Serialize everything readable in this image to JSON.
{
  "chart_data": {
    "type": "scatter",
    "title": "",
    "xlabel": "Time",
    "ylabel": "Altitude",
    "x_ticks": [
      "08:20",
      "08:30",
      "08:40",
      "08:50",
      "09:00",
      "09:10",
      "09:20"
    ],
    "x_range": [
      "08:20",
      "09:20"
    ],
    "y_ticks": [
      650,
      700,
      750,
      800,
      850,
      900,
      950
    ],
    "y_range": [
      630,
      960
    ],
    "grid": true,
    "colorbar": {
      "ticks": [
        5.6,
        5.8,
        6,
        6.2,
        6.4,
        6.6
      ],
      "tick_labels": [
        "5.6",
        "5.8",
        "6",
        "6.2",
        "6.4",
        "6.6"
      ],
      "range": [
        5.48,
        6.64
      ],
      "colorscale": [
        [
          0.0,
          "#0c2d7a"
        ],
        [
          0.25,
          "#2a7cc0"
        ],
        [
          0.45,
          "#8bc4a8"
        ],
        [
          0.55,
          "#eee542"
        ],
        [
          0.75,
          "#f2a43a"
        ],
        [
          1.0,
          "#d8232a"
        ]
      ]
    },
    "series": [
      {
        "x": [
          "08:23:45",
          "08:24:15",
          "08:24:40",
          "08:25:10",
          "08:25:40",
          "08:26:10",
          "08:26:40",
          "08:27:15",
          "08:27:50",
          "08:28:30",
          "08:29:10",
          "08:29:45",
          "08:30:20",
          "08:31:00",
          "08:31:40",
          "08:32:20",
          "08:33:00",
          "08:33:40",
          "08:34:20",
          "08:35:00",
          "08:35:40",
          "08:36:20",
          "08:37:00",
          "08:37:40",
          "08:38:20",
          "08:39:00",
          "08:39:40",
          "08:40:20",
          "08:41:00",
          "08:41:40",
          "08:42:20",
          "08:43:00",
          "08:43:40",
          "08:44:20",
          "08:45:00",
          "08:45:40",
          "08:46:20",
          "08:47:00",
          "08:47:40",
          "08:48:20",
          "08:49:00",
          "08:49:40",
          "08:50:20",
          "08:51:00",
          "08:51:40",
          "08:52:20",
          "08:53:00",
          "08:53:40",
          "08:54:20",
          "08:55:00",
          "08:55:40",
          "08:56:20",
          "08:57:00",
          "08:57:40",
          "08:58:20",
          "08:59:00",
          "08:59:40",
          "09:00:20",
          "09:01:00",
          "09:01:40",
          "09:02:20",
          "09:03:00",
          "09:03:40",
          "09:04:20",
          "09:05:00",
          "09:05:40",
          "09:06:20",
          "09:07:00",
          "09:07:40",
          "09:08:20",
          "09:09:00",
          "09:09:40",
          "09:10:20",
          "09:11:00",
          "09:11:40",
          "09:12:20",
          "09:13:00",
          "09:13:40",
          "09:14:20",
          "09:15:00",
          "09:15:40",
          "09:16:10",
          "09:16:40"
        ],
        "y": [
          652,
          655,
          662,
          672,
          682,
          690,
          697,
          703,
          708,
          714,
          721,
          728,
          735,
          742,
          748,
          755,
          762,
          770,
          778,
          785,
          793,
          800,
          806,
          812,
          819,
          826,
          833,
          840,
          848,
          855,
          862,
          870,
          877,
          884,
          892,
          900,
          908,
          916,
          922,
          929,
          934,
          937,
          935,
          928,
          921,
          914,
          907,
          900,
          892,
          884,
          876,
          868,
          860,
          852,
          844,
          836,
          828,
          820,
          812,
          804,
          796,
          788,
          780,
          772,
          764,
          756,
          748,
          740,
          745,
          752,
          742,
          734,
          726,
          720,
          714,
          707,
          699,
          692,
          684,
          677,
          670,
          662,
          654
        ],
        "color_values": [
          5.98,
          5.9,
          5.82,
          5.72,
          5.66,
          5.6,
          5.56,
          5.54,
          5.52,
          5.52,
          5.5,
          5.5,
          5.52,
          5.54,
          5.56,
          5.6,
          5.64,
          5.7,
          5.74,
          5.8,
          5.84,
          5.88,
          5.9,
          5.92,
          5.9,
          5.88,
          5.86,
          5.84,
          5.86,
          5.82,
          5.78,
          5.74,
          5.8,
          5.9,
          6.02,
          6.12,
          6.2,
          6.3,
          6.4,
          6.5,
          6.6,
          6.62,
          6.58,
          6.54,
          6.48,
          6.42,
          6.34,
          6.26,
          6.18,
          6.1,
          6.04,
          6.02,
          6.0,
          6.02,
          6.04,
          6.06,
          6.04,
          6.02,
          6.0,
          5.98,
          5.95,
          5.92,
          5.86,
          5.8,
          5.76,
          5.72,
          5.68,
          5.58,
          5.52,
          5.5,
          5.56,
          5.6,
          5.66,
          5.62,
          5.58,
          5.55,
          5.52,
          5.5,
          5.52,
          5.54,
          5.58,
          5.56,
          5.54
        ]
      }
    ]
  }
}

### Problem requirements
Write every line of the material above again, exactly.

### Exercise answer
Serialize everything readable in this image to JSON.
{
  "chart_data": {
    "type": "scatter",
    "title": "",
    "xlabel": "Time",
    "ylabel": "Altitude",
    "x_ticks": [
      "08:20",
      "08:30",
      "08:40",
      "08:50",
      "09:00",
      "09:10",
      "09:20"
    ],
    "x_range": [
      "08:20",
      "09:20"
    ],
    "y_ticks": [
      650,
      700,
      750,
      800,
      850,
      900,
      950
    ],
    "y_range": [
      630,
      960
    ],
    "grid": true,
    "colorbar": {
      "ticks": [
        5.6,
        5.8,
        6,
        6.2,
        6.4,
        6.6
      ],
      "tick_labels": [
        "5.6",
        "5.8",
        "6",
        "6.2",
        "6.4",
        "6.6"
      ],
      "range": [
        5.48,
        6.64
      ],
      "colorscale": [
        [
          0.0,
          "#0c2d7a"
        ],
        [
          0.25,
          "#2a7cc0"
        ],
        [
          0.45,
          "#8bc4a8"
        ],
        [
          0.55,
          "#eee542"
        ],
        [
          0.75,
          "#f2a43a"
        ],
        [
          1.0,
          "#d8232a"
        ]
      ]
    },
    "series": [
      {
        "x": [
          "08:23:45",
          "08:24:15",
          "08:24:40",
          "08:25:10",
          "08:25:40",
          "08:26:10",
          "08:26:40",
          "08:27:15",
          "08:27:50",
          "08:28:30",
          "08:29:10",
          "08:29:45",
          "08:30:20",
          "08:31:00",
          "08:31:40",
          "08:32:20",
          "08:33:00",
          "08:33:40",
          "08:34:20",
          "08:35:00",
          "08:35:40",
          "08:36:20",
          "08:37:00",
          "08:37:40",
          "08:38:20",
          "08:39:00",
          "08:39:40",
          "08:40:20",
          "08:41:00",
          "08:41:40",
          "08:42:20",
          "08:43:00",
          "08:43:40",
          "08:44:20",
          "08:45:00",
          "08:45:40",
          "08:46:20",
          "08:47:00",
          "08:47:40",
          "08:48:20",
          "08:49:00",
          "08:49:40",
          "08:50:20",
          "08:51:00",
          "08:51:40",
          "08:52:20",
          "08:53:00",
          "08:53:40",
          "08:54:20",
          "08:55:00",
          "08:55:40",
          "08:56:20",
          "08:57:00",
          "08:57:40",
          "08:58:20",
          "08:59:00",
          "08:59:40",
          "09:00:20",
          "09:01:00",
          "09:01:40",
          "09:02:20",
          "09:03:00",
          "09:03:40",
          "09:04:20",
          "09:05:00",
          "09:05:40",
          "09:06:20",
          "09:07:00",
          "09:07:40",
          "09:08:20",
          "09:09:00",
          "09:09:40",
          "09:10:20",
          "09:11:00",
          "09:11:40",
          "09:12:20",
          "09:13:00",
          "09:13:40",
          "09:14:20",
          "09:15:00",
          "09:15:40",
          "09:16:10",
          "09:16:40"
        ],
        "y": [
          652,
          655,
          662,
          672,
          682,
          690,
          697,
          703,
          708,
          714,
          721,
          728,
          735,
          742,
          748,
          755,
          762,
          770,
          778,
          785,
          793,
          800,
          806,
          812,
          819,
          826,
          833,
          840,
          848,
          855,
          862,
          870,
          877,
          884,
          892,
          900,
          908,
          916,
          922,
          929,
          934,
          937,
          935,
          928,
          921,
          914,
          907,
          900,
          892,
          884,
          876,
          868,
          860,
          852,
          844,
          836,
          828,
          820,
          812,
          804,
          796,
          788,
          780,
          772,
          764,
          756,
          748,
          740,
          745,
          752,
          742,
          734,
          726,
          720,
          714,
          707,
          699,
          692,
          684,
          677,
          670,
          662,
          654
        ],
        "color_values": [
          5.98,
          5.9,
          5.82,
          5.72,
          5.66,
          5.6,
          5.56,
          5.54,
          5.52,
          5.52,
          5.5,
          5.5,
          5.52,
          5.54,
          5.56,
          5.6,
          5.64,
          5.7,
          5.74,
          5.8,
          5.84,
          5.88,
          5.9,
          5.92,
          5.9,
          5.88,
          5.86,
          5.84,
          5.86,
          5.82,
          5.78,
          5.74,
          5.8,
          5.9,
          6.02,
          6.12,
          6.2,
          6.3,
          6.4,
          6.5,
          6.6,
          6.62,
          6.58,
          6.54,
          6.48,
          6.42,
          6.34,
          6.26,
          6.18,
          6.1,
          6.04,
          6.02,
          6.0,
          6.02,
          6.04,
          6.06,
          6.04,
          6.02,
          6.0,
          5.98,
          5.95,
          5.92,
          5.86,
          5.8,
          5.76,
          5.72,
          5.68,
          5.58,
          5.52,
          5.5,
          5.56,
          5.6,
          5.66,
          5.62,
          5.58,
          5.55,
          5.52,
          5.5,
          5.52,
          5.54,
          5.58,
          5.56,
          5.54
        ]
      }
    ]
  }
}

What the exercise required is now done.